Exercise objective: In the entries below, how many lines hold the string "school"? Give only the number.

Excerpted data:

++++++++

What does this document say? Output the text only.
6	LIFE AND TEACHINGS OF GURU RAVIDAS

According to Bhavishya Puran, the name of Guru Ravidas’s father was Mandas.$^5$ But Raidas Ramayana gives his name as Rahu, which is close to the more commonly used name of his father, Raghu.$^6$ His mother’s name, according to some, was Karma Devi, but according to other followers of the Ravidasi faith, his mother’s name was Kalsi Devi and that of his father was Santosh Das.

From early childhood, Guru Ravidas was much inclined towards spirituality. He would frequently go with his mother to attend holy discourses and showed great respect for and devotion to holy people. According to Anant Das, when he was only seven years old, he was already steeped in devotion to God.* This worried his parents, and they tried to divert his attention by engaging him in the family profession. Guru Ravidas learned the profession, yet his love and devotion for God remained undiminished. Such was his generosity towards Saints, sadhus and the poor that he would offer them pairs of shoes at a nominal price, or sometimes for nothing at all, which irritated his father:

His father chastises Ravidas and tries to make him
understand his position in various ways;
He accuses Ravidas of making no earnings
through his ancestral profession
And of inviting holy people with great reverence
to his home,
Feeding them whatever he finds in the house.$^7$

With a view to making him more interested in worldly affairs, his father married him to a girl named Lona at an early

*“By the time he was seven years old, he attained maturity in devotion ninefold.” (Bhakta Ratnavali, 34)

++++++++

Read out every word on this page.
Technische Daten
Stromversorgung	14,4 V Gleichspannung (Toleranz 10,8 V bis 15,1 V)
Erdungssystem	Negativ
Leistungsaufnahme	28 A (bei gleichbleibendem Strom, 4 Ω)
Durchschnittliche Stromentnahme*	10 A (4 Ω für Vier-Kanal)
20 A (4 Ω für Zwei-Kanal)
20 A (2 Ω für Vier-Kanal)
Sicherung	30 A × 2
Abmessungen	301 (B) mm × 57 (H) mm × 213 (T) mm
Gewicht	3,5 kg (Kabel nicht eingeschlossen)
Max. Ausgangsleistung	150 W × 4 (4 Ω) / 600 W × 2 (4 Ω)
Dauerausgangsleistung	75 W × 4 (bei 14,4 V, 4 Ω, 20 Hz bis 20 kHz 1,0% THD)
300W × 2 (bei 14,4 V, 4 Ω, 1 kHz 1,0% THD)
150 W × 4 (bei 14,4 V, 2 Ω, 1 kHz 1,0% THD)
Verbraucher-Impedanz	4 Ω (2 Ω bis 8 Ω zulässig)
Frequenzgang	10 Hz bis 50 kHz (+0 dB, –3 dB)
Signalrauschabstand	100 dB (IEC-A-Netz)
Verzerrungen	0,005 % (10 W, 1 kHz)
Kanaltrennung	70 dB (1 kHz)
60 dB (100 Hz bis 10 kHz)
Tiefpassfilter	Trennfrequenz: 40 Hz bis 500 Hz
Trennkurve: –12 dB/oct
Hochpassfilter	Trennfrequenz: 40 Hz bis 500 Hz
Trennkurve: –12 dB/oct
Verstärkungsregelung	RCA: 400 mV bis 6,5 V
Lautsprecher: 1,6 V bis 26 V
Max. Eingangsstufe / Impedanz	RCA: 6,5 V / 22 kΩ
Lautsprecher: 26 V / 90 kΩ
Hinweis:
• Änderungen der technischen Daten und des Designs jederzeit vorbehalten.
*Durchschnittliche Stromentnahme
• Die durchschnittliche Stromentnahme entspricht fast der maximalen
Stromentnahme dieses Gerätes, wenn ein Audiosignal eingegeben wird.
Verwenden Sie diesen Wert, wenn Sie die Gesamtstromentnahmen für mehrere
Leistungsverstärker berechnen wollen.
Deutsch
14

++++++++

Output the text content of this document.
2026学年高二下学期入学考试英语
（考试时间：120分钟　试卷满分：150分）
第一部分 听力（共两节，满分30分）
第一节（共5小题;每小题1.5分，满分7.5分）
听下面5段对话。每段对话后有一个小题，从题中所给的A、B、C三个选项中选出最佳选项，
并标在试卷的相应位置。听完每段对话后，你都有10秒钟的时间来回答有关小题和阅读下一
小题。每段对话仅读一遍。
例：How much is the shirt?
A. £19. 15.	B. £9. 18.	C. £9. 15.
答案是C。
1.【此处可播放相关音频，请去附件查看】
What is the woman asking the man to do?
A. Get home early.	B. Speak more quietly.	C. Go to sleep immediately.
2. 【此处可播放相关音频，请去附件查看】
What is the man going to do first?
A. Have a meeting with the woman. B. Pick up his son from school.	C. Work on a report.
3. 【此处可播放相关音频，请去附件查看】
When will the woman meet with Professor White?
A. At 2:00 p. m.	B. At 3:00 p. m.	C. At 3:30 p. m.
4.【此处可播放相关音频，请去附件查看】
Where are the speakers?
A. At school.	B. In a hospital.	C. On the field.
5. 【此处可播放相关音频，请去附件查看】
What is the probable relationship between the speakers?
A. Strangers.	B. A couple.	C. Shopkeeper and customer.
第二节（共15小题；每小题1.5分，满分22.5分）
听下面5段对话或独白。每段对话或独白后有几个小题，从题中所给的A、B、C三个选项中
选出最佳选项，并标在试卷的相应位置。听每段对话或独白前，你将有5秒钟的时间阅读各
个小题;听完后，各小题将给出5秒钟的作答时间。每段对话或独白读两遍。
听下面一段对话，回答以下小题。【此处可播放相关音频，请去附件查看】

++++++++

The solution: 2